### Goal
Retype, exactly and with nothing added, the lines from the one showing "Output the text content of this document." through the final line of the material. Omit pictures.

### Data for this exercise
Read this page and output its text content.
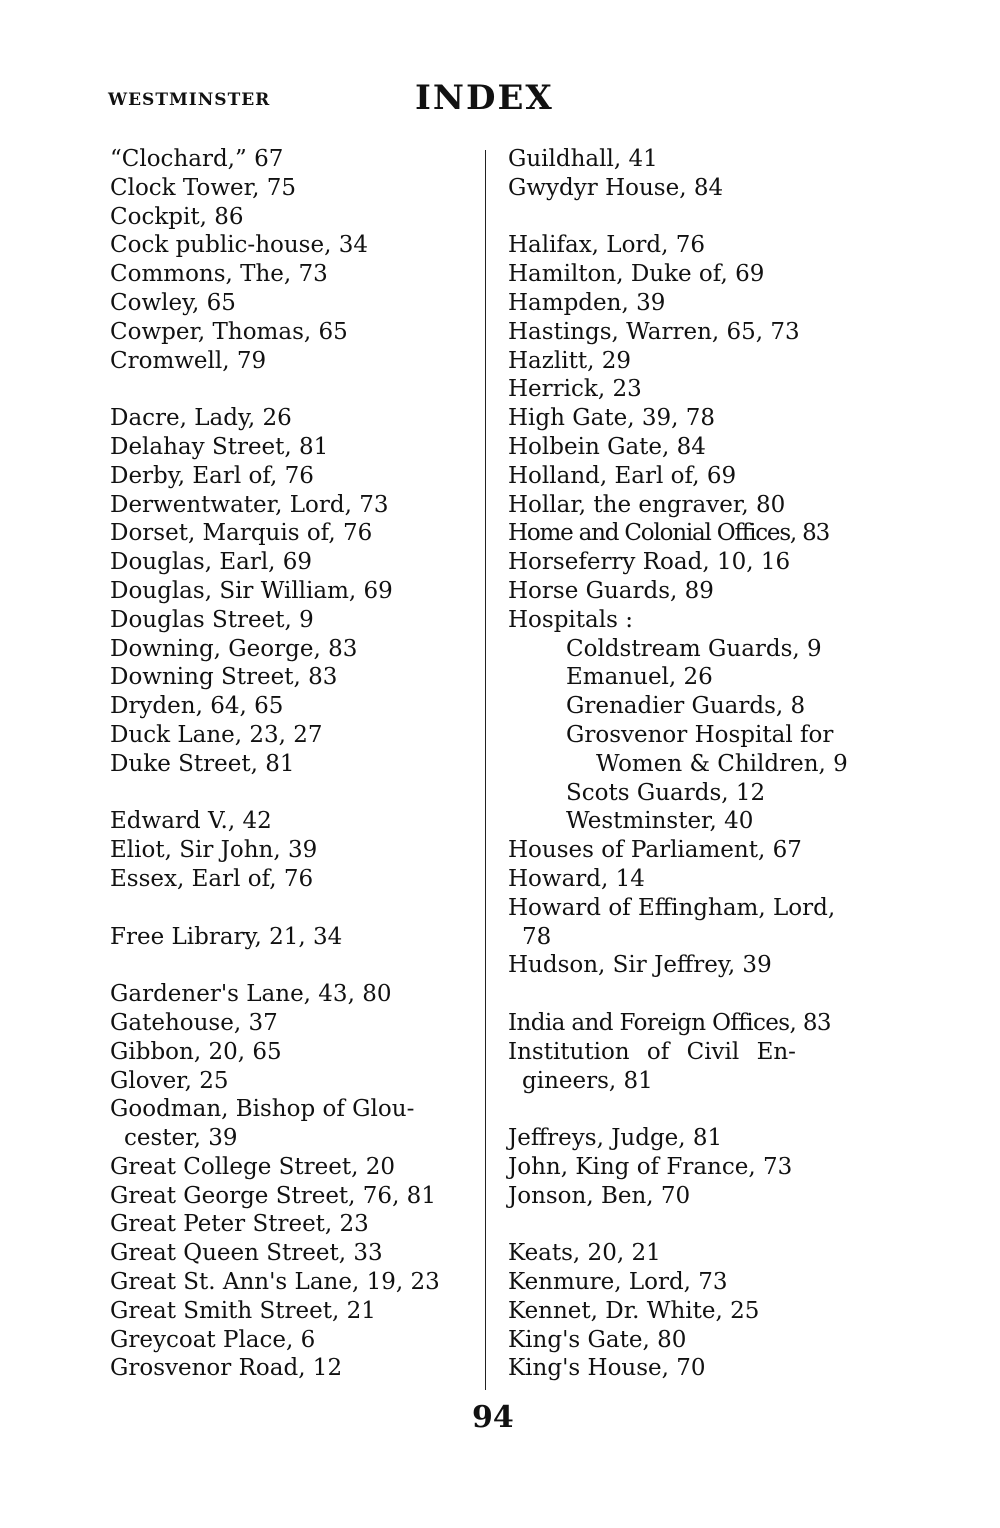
WESTMINSTER	INDEX
“Clochard,” 67
Clock Tower, 75
Cockpit, 86
Cock public-house, 34
Commons, The, 73
Cowley, 65
Cowper, Thomas, 65
Cromwell, 79
Dacre, Lady, 26
Delahay Street, 81
Derby, Earl of, 76
Derwentwater, Lord, 73
Dorset, Marquis of, 76
Douglas, Earl, 69
Douglas, Sir William, 69
Douglas Street, 9
Downing, George, 83
Downing Street, 83
Dryden, 64, 65
Duck Lane, 23, 27
Duke Street, 81
Edward V., 42
Eliot, Sir John, 39
Essex, Earl of, 76
Free Library, 21, 34
Gardener's Lane, 43, 80
Gatehouse, 37
Gibbon, 20, 65
Glover, 25
Goodman, Bishop of Glou-
cester, 39
Great College Street, 20
Great George Street, 76, 81
Great Peter Street, 23
Great Queen Street, 33
Great St. Ann's Lane, 19, 23
Great Smith Street, 21
Greycoat Place, 6
Grosvenor Road, 12
Guildhall, 41
Gwydyr House, 84
Halifax, Lord, 76
Hamilton, Duke of, 69
Hampden, 39
Hastings, Warren, 65, 73
Hazlitt, 29
Herrick, 23
High Gate, 39, 78
Holbein Gate, 84
Holland, Earl of, 69
Hollar, the engraver, 80
Home and Colonial Offices, 83
Horseferry Road, 10, 16
Horse Guards, 89
Hospitals :
Coldstream Guards, 9
Emanuel, 26
Grenadier Guards, 8
Grosvenor Hospital for
Women & Children, 9
Scots Guards, 12
Westminster, 40
Houses of Parliament, 67
Howard, 14
Howard of Effingham, Lord,
78
Hudson, Sir Jeffrey, 39
India and Foreign Offices, 83
Institution of Civil En-
gineers, 81
Jeffreys, Judge, 81
John, King of France, 73
Jonson, Ben, 70
Keats, 20, 21
Kenmure, Lord, 73
Kennet, Dr. White, 25
King's Gate, 80
King's House, 70
94
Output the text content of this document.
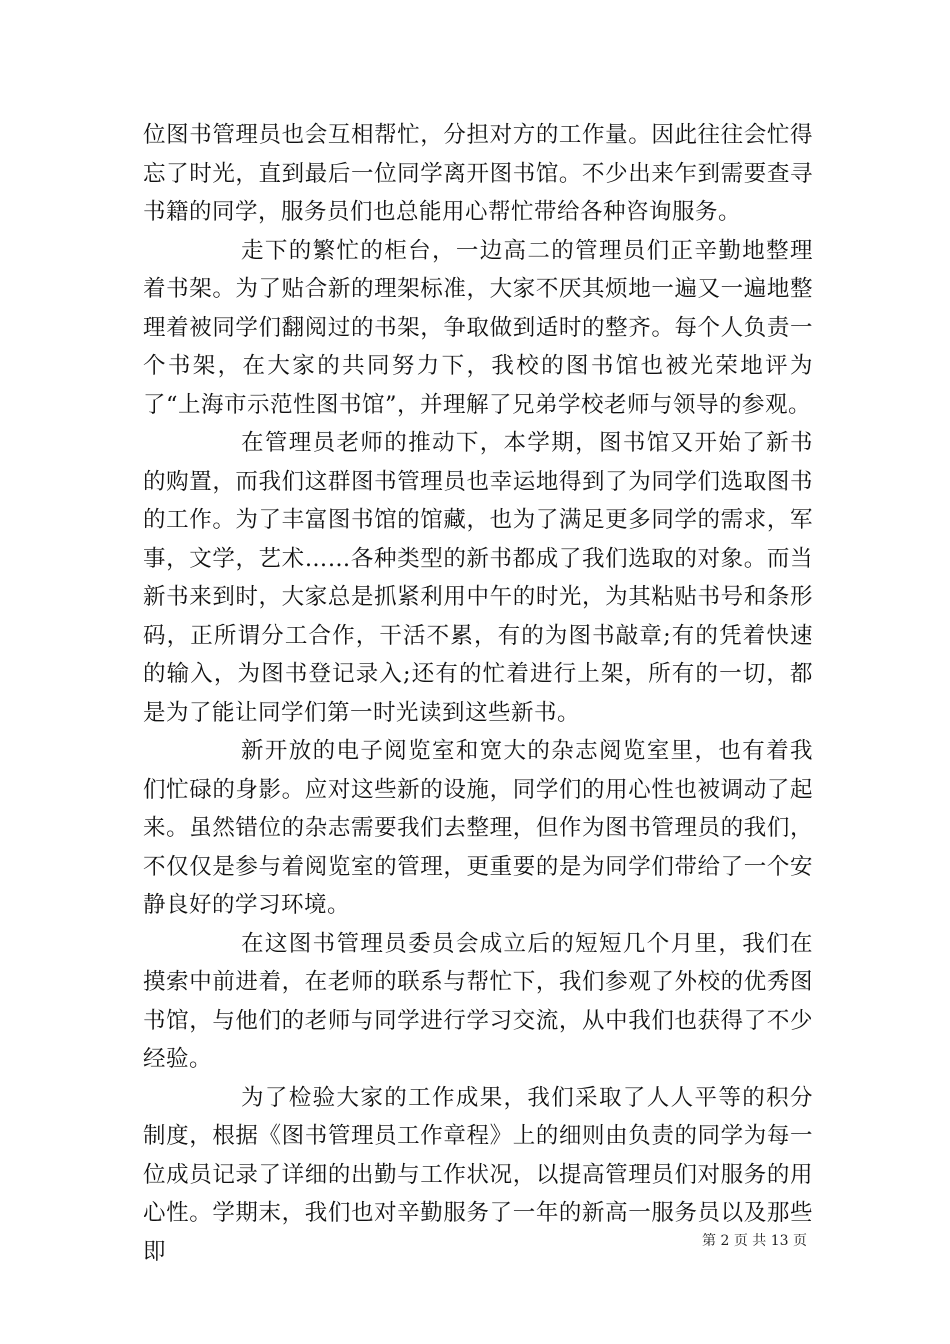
位图书管理员也会互相帮忙，分担对方的工作量。因此往往会忙得忘了时光，直到最后一位同学离开图书馆。不少出来乍到需要查寻书籍的同学，服务员们也总能用心帮忙带给各种咨询服务。

走下的繁忙的柜台，一边高二的管理员们正辛勤地整理着书架。为了贴合新的理架标准，大家不厌其烦地一遍又一遍地整理着被同学们翻阅过的书架，争取做到适时的整齐。每个人负责一个书架，在大家的共同努力下，我校的图书馆也被光荣地评为了“上海市示范性图书馆”，并理解了兄弟学校老师与领导的参观。

在管理员老师的推动下，本学期，图书馆又开始了新书的购置，而我们这群图书管理员也幸运地得到了为同学们选取图书的工作。为了丰富图书馆的馆藏，也为了满足更多同学的需求，军事，文学，艺术……各种类型的新书都成了我们选取的对象。而当新书来到时，大家总是抓紧利用中午的时光，为其粘贴书号和条形码，正所谓分工合作，干活不累，有的为图书敲章;有的凭着快速的输入，为图书登记录入;还有的忙着进行上架，所有的一切，都是为了能让同学们第一时光读到这些新书。

新开放的电子阅览室和宽大的杂志阅览室里，也有着我们忙碌的身影。应对这些新的设施，同学们的用心性也被调动了起来。虽然错位的杂志需要我们去整理，但作为图书管理员的我们，不仅仅是参与着阅览室的管理，更重要的是为同学们带给了一个安静良好的学习环境。

在这图书管理员委员会成立后的短短几个月里，我们在摸索中前进着，在老师的联系与帮忙下，我们参观了外校的优秀图书馆，与他们的老师与同学进行学习交流，从中我们也获得了不少经验。

为了检验大家的工作成果，我们采取了人人平等的积分制度，根据《图书管理员工作章程》上的细则由负责的同学为每一位成员记录了详细的出勤与工作状况，以提高管理员们对服务的用心性。学期末，我们也对辛勤服务了一年的新高一服务员以及那些即	第 2 页 共 13 页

### Completed exercise
Output the text content of this document.
位图书管理员也会互相帮忙，分担对方的工作量。因此往往会忙得忘了时光，直到最后一位同学离开图书馆。不少出来乍到需要查寻书籍的同学，服务员们也总能用心帮忙带给各种咨询服务。

走下的繁忙的柜台，一边高二的管理员们正辛勤地整理着书架。为了贴合新的理架标准，大家不厌其烦地一遍又一遍地整理着被同学们翻阅过的书架，争取做到适时的整齐。每个人负责一个书架，在大家的共同努力下，我校的图书馆也被光荣地评为了“上海市示范性图书馆”，并理解了兄弟学校老师与领导的参观。

在管理员老师的推动下，本学期，图书馆又开始了新书的购置，而我们这群图书管理员也幸运地得到了为同学们选取图书的工作。为了丰富图书馆的馆藏，也为了满足更多同学的需求，军事，文学，艺术……各种类型的新书都成了我们选取的对象。而当新书来到时，大家总是抓紧利用中午的时光，为其粘贴书号和条形码，正所谓分工合作，干活不累，有的为图书敲章;有的凭着快速的输入，为图书登记录入;还有的忙着进行上架，所有的一切，都是为了能让同学们第一时光读到这些新书。

新开放的电子阅览室和宽大的杂志阅览室里，也有着我们忙碌的身影。应对这些新的设施，同学们的用心性也被调动了起来。虽然错位的杂志需要我们去整理，但作为图书管理员的我们，不仅仅是参与着阅览室的管理，更重要的是为同学们带给了一个安静良好的学习环境。

在这图书管理员委员会成立后的短短几个月里，我们在摸索中前进着，在老师的联系与帮忙下，我们参观了外校的优秀图书馆，与他们的老师与同学进行学习交流，从中我们也获得了不少经验。

为了检验大家的工作成果，我们采取了人人平等的积分制度，根据《图书管理员工作章程》上的细则由负责的同学为每一位成员记录了详细的出勤与工作状况，以提高管理员们对服务的用心性。学期末，我们也对辛勤服务了一年的新高一服务员以及那些即	第 2 页 共 13 页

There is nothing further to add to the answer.